## Exercise goal
Could you pull out, word for word, the item lines beginning with the one containing "button[interactable]: Jerome Bell" and running through the one containing "staticText: Rihana bbox=[46, 171, 68, 180]", both included?

## Records for the exercise

===============

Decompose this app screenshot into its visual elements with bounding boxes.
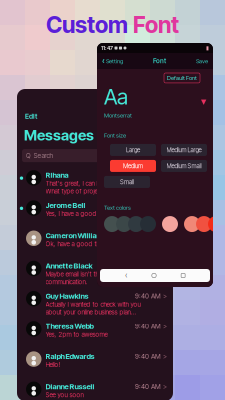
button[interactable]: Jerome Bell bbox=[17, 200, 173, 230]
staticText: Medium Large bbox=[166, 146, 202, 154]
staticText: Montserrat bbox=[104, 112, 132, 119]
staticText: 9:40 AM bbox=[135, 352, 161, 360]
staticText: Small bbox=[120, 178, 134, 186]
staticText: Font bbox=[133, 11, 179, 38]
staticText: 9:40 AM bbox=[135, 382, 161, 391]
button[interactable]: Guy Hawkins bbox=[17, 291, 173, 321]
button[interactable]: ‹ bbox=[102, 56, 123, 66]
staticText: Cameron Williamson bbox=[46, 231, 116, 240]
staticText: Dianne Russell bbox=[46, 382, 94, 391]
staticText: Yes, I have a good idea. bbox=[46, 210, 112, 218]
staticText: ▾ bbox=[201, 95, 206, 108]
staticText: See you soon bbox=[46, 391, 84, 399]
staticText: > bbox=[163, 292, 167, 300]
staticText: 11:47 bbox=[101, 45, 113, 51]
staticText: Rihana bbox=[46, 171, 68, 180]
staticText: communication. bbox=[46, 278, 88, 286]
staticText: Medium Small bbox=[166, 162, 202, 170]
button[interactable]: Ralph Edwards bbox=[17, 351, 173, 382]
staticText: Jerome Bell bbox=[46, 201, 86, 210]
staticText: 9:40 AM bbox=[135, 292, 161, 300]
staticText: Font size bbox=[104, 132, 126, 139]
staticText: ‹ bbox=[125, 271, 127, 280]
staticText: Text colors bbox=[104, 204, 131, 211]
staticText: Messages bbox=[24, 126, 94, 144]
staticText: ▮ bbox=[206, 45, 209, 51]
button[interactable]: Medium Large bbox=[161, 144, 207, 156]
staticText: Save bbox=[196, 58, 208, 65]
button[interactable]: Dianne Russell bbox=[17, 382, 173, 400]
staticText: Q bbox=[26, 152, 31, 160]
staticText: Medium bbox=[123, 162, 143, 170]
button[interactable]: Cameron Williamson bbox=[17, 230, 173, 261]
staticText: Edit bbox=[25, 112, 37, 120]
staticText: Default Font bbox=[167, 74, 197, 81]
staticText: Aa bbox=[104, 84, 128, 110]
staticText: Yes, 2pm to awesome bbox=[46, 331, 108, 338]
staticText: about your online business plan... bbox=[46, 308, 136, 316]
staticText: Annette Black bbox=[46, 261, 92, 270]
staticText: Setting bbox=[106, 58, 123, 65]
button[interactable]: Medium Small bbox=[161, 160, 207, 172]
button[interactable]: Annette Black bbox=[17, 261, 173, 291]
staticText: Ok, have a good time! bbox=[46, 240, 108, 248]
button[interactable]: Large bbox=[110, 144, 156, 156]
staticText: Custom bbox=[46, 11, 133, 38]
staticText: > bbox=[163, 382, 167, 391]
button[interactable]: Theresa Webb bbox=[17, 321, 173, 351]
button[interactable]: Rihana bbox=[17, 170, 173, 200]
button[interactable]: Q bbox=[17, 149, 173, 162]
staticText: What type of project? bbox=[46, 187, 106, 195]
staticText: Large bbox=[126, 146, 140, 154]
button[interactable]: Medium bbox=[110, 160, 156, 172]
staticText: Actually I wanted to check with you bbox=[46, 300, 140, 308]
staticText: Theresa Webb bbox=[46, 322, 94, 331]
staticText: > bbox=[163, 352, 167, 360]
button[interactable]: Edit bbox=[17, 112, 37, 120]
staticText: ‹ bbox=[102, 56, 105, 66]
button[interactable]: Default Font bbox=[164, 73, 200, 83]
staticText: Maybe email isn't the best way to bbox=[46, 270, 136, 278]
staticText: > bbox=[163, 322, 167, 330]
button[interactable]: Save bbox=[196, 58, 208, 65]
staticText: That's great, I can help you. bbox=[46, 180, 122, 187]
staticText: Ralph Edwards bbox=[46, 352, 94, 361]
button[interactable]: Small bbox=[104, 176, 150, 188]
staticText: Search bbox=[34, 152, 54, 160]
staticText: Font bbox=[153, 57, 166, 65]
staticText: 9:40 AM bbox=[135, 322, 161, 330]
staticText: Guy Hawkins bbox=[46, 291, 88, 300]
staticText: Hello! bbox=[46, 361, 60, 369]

===============

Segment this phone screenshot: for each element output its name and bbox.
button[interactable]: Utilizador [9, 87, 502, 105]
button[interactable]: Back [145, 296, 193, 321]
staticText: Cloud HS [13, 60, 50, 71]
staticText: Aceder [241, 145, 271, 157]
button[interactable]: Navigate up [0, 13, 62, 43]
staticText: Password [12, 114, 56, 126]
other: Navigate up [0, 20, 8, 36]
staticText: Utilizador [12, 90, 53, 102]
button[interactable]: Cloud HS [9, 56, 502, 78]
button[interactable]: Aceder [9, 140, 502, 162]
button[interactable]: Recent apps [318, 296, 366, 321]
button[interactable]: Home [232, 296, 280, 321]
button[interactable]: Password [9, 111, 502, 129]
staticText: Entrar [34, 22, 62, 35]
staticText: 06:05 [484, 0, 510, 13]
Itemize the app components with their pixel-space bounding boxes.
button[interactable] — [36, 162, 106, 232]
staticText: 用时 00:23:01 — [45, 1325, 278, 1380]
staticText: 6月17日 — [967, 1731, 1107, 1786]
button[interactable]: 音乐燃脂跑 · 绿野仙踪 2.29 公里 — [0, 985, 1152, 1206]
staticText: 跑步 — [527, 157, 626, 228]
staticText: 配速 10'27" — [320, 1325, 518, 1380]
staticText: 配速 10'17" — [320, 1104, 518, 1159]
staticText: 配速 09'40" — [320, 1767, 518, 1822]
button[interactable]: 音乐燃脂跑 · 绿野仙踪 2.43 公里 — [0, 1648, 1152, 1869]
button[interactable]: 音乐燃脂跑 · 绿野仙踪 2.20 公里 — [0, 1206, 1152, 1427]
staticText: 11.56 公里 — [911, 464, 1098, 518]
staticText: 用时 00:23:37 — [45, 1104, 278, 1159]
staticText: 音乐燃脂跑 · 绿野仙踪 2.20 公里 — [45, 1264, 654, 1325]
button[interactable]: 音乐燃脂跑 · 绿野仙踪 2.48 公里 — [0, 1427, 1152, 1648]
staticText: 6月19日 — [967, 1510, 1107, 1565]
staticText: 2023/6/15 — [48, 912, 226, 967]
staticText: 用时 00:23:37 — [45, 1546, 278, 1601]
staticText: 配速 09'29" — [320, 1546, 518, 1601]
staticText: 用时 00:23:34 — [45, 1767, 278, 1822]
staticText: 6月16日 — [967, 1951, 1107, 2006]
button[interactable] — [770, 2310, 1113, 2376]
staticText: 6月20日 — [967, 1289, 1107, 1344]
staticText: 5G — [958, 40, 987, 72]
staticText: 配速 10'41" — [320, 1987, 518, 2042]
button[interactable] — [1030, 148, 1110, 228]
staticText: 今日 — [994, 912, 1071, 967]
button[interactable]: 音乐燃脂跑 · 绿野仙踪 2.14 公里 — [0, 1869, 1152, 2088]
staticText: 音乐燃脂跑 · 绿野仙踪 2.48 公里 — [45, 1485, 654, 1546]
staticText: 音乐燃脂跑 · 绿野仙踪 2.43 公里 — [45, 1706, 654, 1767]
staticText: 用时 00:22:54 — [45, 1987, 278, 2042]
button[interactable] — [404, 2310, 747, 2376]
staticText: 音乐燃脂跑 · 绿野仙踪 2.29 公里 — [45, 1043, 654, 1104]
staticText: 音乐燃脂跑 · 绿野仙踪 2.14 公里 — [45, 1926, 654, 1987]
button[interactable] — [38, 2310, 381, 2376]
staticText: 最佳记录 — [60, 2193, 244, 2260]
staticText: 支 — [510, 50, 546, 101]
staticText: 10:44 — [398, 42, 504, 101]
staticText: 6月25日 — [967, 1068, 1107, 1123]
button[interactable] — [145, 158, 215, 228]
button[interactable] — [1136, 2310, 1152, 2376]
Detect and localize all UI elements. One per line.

===============

## Expected answer
button[interactable]: Jerome Bell bbox=[17, 200, 173, 230]
staticText: Medium Large bbox=[166, 146, 202, 154]
staticText: Montserrat bbox=[104, 112, 132, 119]
staticText: 9:40 AM bbox=[135, 352, 161, 360]
staticText: Small bbox=[120, 178, 134, 186]
staticText: Font bbox=[133, 11, 179, 38]
staticText: 9:40 AM bbox=[135, 382, 161, 391]
button[interactable]: Guy Hawkins bbox=[17, 291, 173, 321]
button[interactable]: ‹ bbox=[102, 56, 123, 66]
staticText: Cameron Williamson bbox=[46, 231, 116, 240]
staticText: Dianne Russell bbox=[46, 382, 94, 391]
staticText: Yes, I have a good idea. bbox=[46, 210, 112, 218]
staticText: ▾ bbox=[201, 95, 206, 108]
staticText: See you soon bbox=[46, 391, 84, 399]
staticText: > bbox=[163, 292, 167, 300]
staticText: 11:47 bbox=[101, 45, 113, 51]
staticText: Rihana bbox=[46, 171, 68, 180]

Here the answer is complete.